(Data extracted from a collection)
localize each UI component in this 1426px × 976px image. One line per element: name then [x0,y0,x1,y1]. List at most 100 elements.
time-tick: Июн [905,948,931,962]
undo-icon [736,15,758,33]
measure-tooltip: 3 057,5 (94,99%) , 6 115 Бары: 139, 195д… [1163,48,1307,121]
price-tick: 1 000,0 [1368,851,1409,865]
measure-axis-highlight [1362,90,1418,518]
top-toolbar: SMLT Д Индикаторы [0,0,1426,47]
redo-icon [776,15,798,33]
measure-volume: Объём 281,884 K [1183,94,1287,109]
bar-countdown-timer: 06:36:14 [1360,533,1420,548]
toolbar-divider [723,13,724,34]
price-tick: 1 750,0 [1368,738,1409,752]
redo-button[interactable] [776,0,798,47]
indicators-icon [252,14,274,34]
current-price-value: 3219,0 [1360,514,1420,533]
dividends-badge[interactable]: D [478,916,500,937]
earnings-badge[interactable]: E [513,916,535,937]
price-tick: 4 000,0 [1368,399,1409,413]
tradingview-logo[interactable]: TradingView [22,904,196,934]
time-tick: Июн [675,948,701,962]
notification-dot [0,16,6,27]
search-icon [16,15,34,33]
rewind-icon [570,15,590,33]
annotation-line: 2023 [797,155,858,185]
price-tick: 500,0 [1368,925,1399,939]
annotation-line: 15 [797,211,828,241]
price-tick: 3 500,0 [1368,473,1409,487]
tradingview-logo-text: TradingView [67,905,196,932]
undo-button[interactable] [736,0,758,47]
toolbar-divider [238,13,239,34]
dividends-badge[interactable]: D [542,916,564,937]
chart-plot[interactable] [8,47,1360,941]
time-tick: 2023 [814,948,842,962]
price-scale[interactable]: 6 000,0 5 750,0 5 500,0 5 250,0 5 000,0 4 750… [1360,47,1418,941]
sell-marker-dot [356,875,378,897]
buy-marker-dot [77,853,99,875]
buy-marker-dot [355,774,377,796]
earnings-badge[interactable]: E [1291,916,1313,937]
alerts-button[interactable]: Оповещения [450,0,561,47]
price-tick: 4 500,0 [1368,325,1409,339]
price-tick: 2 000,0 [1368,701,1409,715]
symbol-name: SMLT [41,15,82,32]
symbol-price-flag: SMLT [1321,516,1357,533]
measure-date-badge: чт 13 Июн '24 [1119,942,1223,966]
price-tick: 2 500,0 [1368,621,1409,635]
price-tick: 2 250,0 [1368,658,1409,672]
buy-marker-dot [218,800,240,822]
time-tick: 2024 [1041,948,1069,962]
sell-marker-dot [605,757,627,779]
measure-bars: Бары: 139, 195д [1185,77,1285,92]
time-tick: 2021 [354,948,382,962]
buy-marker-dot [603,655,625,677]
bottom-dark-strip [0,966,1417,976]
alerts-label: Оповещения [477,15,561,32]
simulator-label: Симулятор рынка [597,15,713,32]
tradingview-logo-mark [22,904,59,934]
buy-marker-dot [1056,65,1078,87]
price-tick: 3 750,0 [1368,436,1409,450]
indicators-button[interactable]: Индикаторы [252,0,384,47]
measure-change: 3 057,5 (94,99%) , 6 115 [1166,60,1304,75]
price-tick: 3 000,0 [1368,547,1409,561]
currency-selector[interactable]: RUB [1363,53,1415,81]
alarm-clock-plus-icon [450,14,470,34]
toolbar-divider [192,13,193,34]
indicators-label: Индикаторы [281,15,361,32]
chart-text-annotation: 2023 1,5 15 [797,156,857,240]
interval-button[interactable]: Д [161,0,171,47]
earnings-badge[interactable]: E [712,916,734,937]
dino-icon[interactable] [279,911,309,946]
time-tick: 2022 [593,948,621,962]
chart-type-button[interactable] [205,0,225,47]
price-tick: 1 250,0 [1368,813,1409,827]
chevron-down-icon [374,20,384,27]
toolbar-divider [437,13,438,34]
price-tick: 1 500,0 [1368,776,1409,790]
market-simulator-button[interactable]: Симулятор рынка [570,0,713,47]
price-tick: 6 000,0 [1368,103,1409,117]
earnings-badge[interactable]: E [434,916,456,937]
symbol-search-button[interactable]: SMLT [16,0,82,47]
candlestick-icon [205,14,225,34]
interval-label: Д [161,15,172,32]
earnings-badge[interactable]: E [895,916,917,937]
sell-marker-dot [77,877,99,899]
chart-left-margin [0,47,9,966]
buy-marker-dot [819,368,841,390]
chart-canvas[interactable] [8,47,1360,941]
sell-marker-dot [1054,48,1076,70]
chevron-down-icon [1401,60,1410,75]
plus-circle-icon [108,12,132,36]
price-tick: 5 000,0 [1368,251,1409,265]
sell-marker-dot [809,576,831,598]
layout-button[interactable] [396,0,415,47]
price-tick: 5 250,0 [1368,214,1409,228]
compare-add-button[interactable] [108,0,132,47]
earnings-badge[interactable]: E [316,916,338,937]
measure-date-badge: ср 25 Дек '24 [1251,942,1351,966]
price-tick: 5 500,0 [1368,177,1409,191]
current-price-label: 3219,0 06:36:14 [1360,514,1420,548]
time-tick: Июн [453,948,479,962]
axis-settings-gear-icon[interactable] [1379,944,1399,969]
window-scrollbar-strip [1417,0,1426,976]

Your objective: Could you repeat the records word for word, beginning at the first line and stopping after the line that contains "redo-icon [776,15,798,33]"?

The answer:
localize each UI component in this 1426px × 976px image. One line per element: name then [x0,y0,x1,y1]. List at most 100 elements.
time-tick: Июн [905,948,931,962]
undo-icon [736,15,758,33]
measure-tooltip: 3 057,5 (94,99%) , 6 115 Бары: 139, 195д… [1163,48,1307,121]
price-tick: 1 000,0 [1368,851,1409,865]
measure-axis-highlight [1362,90,1418,518]
top-toolbar: SMLT Д Индикаторы [0,0,1426,47]
redo-icon [776,15,798,33]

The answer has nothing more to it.